Then, of course, there was FTX's monster round, the exchange raised $900 million at an $18 billion valuation. Now, anyone who has read my Twitter bio will know that in addition to this podcast, I do communications consulting with companies in the space. In general I make it a point not to talk about companies I work with on the podcast, for obvious reasons, and Blockfolio, who were bought last year by FTX, is one of those companies. Given that, I will just say that the thing that's interesting about the investor pool of this round, which by the way I had no part in helping raise, includes a number of more traditional market investors, including Paul Tudor Jones, Dan Loeb, SoftBank, that suggests that interest in the space among the non-crypto set hasn't dwindled entirely. In fact, it might still be there pretty strongly.

Speaking of traditional financial institutions, there were a number of additional tradfi nuggets. By the way, I can't get myself to say that word, tradfi, there are a number of additional traditional finance nuggets that seem to have accelerated this rally. The FT this morning writes: "Two of the world's largest custody banks have publicly backed cryptocurrency trading platform Pure Digital, in a move that points to growing demand from traditional asset managers for bitcoin and other digital tokens." From my reading, BNY Mellon has joined a consortium of six banks that also include State Street plus a number of unknown partners, that are launching a digital asset platform called Pure Digital. BNY's global head of foreign exchange said: "Digital assets are only going to become more embedded in global markets in the years ahead and this collaboration accords with BNY Mellon's wider strategy to develop a digital asset capacity for clients across the entire trade lifecycle." Financial Times calls it the "first cryptocurrency trading venue in which banks are involved as the driving force." And it sort of reminds me of Hulu, which was created by a consortium of big media companies as a way to catch up around internet streaming.

Still, if anything is looming large on the horizon right now it's Cathie Wood and ARK's Bitcoin conference today, cheekily called the "B Word." It's all about institutions embracing Bitcoin and there are some great speakers , Lyn Alden, Nic Carter and many others. But the thing that everyone is really anticipating is the discussion between Jack Dorsey and Elon Musk. This year, these two have come to represent two very different types of billionaire friends of bitcoin, friends, perhaps in air quotes. While Elon is fickle, capricious and seemingly in need of devotion, Jack has an incredibly strong sense of what it means for bitcoin to be the internet's native money. Elon joining this event was at least it seems all spontaneously arranged via Twitter comments, however, I made clear that and I'll reiterate now that I'd be willing to bet that Cathie Wood, one of Elon's longest and most stalwart supporters perhaps had some behind the scenes role in facilitating this conversation. Either way, there is much speculation about what will be said, I really have no idea, I have no idea what to expect. But I do think it's notable that at current prices right now, it's like Elon never existed and there's something to be said for that. Both the bitcoin Treasury narrative and the bitcoin environmental narrative currently are worse off because he showed up. Is there something that he will do or say today that can shift that balance? Perhaps, and you know, if he does, I'll be here to tell you about it tomorrow. Until then, guys, be safe and take care of each other, peace!

+++

Set of tasks:
a) Echo the crypto commentary word for word, beginning at the words "Then, of course, there" and stopping after "there pretty strongly.".
b) List every quality the crypto commentary uses to describe Elon when contrasting him with Jack.
The items that follow were drawn from a separate source and have no connection to the crypto commentary.

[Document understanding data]
+++

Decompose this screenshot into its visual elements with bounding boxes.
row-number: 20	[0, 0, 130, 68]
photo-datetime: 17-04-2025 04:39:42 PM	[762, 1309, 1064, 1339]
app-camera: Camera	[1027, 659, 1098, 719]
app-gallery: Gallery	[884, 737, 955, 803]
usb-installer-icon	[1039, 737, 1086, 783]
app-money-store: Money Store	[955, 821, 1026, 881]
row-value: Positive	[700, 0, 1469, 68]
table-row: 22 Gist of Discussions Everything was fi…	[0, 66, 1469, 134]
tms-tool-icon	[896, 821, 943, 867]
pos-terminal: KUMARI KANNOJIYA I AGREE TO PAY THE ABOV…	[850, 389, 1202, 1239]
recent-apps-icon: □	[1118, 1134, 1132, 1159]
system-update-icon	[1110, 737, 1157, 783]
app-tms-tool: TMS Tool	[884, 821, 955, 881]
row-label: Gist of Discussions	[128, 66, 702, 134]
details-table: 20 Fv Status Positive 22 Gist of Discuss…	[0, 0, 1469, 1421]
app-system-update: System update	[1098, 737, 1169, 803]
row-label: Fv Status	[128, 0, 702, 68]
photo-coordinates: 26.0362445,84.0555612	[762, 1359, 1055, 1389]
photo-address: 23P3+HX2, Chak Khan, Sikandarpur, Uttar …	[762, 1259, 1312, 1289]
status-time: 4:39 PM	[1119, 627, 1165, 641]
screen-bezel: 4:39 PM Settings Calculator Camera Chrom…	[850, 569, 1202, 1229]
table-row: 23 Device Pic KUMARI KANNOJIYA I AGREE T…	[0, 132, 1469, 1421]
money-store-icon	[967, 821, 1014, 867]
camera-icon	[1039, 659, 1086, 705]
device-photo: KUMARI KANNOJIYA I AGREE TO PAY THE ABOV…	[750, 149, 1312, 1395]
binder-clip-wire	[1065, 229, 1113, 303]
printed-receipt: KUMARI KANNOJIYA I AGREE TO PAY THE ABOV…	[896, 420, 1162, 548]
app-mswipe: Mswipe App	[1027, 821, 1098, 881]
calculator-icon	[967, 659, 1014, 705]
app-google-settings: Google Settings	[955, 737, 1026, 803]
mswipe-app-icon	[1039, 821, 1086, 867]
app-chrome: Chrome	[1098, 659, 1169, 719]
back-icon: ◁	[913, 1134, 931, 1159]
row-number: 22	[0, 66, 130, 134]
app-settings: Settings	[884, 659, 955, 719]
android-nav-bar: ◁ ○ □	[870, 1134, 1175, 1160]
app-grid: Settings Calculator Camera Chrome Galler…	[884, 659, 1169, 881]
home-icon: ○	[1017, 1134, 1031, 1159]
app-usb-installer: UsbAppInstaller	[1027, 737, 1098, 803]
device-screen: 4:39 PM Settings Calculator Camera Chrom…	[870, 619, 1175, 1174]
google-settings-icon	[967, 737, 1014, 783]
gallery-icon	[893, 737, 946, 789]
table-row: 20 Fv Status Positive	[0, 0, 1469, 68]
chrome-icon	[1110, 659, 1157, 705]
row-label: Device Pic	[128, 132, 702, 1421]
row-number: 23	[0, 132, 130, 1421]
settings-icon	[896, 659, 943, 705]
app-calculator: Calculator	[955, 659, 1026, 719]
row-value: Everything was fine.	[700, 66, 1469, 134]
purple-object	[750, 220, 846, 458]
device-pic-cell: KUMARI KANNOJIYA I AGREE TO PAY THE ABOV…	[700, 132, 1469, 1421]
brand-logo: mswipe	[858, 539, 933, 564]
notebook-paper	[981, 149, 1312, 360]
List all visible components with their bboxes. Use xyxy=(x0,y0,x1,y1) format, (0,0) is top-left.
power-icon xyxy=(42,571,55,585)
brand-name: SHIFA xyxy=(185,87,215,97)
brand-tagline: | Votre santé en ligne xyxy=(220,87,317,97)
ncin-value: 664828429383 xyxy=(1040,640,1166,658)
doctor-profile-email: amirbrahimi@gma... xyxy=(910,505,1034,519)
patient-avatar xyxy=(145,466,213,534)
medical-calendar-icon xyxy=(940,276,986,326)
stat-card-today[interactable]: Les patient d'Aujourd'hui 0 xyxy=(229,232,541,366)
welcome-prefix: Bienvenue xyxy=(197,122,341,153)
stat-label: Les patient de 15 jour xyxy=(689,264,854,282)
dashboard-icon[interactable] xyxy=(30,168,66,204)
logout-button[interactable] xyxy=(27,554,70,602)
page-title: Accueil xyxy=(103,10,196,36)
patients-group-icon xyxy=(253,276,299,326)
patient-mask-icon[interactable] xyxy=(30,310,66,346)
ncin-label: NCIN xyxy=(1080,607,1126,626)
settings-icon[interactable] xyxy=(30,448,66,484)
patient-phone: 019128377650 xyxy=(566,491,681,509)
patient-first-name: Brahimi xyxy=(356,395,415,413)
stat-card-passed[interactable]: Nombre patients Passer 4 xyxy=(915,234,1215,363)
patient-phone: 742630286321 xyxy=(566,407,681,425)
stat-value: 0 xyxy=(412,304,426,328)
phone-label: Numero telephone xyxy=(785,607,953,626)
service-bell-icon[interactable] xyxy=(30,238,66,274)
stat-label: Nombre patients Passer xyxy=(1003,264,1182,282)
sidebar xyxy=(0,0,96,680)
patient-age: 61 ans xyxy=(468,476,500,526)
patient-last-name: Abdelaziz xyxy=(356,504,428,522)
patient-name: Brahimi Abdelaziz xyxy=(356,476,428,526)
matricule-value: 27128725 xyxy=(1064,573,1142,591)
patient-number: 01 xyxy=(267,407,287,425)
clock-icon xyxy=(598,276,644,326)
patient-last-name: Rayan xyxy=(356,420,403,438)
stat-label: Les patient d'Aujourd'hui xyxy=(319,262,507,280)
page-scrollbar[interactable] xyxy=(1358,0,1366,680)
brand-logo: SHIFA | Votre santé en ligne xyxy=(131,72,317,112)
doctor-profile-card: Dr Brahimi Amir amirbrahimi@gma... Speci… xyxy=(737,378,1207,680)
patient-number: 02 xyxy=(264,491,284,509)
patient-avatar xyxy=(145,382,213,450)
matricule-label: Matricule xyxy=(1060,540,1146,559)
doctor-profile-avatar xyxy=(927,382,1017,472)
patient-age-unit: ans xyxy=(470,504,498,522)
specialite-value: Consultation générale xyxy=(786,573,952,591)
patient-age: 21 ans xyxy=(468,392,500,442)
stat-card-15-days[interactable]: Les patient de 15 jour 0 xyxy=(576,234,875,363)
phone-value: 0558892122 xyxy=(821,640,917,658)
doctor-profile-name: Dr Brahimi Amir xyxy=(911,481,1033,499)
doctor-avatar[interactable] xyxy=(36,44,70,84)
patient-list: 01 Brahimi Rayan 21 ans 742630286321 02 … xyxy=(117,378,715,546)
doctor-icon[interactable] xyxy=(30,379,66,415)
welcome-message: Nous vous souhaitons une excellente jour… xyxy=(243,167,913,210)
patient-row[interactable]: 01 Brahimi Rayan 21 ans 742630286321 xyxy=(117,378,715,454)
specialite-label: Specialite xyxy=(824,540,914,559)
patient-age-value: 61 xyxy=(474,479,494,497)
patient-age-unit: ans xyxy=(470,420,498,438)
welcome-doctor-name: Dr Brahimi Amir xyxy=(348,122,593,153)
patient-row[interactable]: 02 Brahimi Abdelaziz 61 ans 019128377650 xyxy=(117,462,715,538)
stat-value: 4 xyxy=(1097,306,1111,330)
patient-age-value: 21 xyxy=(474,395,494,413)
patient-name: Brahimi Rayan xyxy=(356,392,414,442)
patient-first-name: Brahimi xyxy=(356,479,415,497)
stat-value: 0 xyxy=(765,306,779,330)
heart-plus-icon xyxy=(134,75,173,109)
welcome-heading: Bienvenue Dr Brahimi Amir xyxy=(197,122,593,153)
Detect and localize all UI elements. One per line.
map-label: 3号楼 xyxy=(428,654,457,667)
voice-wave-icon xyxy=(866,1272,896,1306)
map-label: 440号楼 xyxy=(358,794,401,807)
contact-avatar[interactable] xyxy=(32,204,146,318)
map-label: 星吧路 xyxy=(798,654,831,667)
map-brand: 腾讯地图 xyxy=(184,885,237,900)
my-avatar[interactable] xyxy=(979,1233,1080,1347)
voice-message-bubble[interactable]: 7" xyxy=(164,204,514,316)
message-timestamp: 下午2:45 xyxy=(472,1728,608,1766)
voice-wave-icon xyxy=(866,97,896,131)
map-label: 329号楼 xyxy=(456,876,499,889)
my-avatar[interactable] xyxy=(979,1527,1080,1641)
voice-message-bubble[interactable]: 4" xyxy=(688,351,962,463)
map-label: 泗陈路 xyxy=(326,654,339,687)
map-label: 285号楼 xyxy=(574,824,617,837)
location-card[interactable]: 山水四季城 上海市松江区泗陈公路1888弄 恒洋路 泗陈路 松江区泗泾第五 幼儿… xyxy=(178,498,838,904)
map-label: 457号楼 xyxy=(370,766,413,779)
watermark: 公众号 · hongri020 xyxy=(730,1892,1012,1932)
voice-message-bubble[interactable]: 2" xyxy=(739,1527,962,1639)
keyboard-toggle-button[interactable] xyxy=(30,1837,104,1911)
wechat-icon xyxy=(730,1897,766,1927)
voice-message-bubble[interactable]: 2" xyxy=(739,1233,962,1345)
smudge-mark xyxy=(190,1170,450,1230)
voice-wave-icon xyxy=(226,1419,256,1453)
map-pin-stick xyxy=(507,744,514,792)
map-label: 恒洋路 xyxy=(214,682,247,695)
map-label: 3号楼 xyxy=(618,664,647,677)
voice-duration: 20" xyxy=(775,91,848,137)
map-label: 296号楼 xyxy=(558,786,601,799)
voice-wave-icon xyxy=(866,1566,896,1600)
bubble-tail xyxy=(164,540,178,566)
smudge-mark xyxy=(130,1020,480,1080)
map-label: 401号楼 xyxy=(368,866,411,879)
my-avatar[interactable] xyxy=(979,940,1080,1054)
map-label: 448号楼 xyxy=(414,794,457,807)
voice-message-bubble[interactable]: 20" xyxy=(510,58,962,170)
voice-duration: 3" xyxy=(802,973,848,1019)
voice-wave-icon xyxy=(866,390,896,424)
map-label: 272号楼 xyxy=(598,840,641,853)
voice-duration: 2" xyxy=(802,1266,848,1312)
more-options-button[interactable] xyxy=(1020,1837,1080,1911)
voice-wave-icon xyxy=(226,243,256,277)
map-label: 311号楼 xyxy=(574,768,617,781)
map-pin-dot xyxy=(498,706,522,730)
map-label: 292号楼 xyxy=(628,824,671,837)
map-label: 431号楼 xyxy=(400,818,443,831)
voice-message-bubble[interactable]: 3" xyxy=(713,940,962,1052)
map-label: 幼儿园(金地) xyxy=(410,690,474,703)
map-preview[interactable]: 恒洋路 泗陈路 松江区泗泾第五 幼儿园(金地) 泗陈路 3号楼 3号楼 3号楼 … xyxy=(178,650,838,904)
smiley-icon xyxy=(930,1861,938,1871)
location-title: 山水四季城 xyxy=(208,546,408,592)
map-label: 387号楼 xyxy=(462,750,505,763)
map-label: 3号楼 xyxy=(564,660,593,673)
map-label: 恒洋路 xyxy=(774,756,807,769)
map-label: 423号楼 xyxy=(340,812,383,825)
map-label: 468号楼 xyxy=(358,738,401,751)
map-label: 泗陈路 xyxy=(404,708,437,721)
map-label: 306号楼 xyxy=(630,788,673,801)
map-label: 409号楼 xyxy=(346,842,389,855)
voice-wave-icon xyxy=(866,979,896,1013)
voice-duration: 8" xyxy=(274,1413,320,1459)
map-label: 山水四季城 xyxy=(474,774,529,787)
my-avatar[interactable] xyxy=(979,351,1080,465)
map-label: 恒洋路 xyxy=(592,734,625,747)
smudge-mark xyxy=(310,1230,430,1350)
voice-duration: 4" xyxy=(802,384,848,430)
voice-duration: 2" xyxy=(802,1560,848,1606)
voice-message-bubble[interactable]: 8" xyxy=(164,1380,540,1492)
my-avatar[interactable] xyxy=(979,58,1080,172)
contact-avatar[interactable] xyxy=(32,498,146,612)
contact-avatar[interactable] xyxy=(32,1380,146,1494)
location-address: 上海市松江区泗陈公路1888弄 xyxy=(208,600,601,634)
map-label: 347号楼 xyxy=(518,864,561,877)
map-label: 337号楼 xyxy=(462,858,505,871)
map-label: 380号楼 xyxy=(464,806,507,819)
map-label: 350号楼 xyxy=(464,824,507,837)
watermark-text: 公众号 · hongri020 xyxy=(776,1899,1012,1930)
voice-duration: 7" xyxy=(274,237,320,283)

+++

Responses to the tasks:
a)
Then, of course, there was FTX's monster round, the exchange raised $900 million at an $18 billion valuation. Now, anyone who has read my Twitter bio will know that in addition to this podcast, I do communications consulting with companies in the space. In general I make it a point not to talk about companies I work with on the podcast, for obvious reasons, and Blockfolio, who were bought last year by FTX, is one of those companies. Given that, I will just say that the thing that's interesting about the investor pool of this round, which by the way I had no part in helping raise, includes a number of more traditional market investors, including Paul Tudor Jones, Dan Loeb, SoftBank, that suggests that interest in the space among the non-crypto set hasn't dwindled entirely. In fact, it might still be there pretty strongly.

b)
- fickle
- capricious
- seemingly in need of devotion